= TASK STATEMENT =
Identify all lines in the listing that include the word "title", and copy them out.

= INFORMATION GIVEN =
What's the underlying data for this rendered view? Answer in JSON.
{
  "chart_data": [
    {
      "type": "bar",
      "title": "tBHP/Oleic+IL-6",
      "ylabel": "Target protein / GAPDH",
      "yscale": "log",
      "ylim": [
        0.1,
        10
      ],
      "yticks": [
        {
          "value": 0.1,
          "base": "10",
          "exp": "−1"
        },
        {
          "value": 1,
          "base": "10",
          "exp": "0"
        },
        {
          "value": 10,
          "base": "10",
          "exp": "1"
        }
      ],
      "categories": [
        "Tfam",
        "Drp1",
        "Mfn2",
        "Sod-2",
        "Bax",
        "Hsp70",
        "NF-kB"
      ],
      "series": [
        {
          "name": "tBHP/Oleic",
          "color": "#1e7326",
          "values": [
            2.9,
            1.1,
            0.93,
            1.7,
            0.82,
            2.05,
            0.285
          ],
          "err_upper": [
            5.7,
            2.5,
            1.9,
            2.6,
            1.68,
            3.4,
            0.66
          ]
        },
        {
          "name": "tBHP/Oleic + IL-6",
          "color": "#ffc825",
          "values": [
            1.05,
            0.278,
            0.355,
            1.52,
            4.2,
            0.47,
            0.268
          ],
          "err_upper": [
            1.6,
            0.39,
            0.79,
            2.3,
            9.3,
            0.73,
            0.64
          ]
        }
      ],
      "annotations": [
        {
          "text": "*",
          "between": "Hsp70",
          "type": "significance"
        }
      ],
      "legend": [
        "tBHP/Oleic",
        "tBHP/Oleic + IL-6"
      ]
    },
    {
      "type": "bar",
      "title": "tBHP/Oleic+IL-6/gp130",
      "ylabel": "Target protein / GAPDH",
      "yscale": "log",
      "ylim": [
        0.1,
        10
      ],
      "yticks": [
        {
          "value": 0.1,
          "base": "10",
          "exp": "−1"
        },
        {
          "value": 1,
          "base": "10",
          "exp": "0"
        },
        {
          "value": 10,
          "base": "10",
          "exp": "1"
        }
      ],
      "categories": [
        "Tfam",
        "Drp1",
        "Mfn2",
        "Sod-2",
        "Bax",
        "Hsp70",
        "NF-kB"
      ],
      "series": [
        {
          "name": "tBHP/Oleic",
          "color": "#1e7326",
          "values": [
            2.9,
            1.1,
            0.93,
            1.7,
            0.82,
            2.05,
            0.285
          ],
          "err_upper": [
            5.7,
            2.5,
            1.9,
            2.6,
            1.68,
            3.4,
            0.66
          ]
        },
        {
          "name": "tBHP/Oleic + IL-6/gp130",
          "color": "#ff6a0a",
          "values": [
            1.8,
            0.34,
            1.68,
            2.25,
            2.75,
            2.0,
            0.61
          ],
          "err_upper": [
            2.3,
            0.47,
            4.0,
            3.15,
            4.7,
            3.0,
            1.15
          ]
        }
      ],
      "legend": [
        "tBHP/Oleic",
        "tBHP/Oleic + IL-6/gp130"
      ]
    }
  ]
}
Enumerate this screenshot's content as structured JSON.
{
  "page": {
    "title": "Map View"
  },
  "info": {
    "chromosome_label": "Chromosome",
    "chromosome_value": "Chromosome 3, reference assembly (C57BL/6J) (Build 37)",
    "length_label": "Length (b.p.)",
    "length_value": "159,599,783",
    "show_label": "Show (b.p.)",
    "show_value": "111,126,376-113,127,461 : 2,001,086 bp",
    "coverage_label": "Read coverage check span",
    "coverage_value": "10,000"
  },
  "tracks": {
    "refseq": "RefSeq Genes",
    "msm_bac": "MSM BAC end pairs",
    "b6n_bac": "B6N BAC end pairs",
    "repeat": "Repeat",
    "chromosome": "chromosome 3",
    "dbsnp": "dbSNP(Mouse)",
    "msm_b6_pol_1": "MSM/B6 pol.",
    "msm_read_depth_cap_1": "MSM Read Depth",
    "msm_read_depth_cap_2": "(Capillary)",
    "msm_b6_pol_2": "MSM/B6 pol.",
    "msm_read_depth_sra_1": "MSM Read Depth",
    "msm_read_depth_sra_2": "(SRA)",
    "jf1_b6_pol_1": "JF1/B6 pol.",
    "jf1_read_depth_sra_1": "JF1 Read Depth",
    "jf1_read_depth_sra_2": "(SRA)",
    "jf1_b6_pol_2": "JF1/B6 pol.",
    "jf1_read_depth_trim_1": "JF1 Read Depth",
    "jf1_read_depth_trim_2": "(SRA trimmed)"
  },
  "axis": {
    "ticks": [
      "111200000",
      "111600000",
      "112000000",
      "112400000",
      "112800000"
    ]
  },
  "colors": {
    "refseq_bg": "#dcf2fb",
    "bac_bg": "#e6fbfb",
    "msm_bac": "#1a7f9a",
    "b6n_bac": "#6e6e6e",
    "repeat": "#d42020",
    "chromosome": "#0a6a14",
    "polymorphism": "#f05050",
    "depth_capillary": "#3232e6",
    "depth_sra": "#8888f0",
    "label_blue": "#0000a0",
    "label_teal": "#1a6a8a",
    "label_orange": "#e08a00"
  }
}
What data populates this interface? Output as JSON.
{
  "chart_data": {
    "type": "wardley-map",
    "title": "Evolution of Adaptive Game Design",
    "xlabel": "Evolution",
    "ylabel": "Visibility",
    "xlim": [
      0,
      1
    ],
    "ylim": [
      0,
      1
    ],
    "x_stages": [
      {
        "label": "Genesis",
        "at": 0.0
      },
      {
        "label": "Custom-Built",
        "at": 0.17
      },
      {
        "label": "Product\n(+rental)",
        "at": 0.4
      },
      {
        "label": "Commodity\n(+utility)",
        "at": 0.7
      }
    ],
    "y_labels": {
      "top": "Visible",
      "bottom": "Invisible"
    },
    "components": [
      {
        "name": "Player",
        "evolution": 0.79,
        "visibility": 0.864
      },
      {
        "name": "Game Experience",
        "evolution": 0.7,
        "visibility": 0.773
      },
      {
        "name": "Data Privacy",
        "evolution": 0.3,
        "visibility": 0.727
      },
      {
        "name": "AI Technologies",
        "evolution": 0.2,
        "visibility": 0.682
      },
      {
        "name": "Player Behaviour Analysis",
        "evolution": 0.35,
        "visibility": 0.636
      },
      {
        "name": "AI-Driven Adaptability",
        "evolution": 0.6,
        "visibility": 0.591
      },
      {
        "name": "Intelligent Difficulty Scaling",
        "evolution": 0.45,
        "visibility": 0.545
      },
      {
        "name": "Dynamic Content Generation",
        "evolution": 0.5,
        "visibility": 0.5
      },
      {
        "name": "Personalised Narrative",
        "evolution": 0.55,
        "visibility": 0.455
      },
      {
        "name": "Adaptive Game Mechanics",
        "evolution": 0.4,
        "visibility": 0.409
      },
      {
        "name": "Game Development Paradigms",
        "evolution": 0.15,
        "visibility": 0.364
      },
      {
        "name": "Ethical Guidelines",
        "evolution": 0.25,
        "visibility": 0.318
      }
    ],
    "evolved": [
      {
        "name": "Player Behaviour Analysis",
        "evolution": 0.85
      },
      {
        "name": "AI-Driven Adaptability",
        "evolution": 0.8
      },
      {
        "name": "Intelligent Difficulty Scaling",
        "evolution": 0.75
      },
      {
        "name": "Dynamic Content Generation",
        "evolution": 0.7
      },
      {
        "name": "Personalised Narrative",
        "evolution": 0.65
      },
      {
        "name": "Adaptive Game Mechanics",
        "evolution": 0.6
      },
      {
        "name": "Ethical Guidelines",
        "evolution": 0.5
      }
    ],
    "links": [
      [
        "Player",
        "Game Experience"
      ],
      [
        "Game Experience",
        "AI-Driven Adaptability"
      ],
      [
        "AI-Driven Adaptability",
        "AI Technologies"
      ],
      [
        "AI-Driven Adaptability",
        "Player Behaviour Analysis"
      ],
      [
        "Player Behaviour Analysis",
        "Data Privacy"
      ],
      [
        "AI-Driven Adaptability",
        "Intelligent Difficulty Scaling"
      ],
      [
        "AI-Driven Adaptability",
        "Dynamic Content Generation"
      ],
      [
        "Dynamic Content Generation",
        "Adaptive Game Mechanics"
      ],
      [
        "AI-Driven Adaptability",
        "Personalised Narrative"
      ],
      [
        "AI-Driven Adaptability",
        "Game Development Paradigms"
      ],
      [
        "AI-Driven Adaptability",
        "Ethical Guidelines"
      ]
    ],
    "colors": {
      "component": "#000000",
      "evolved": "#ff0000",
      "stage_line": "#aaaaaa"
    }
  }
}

= WRITTEN ANSWER =
      "title": "tBHP/Oleic+IL-6",
      "title": "tBHP/Oleic+IL-6/gp130",
    "title": "Map View"
    "title": "Evolution of Adaptive Game Design",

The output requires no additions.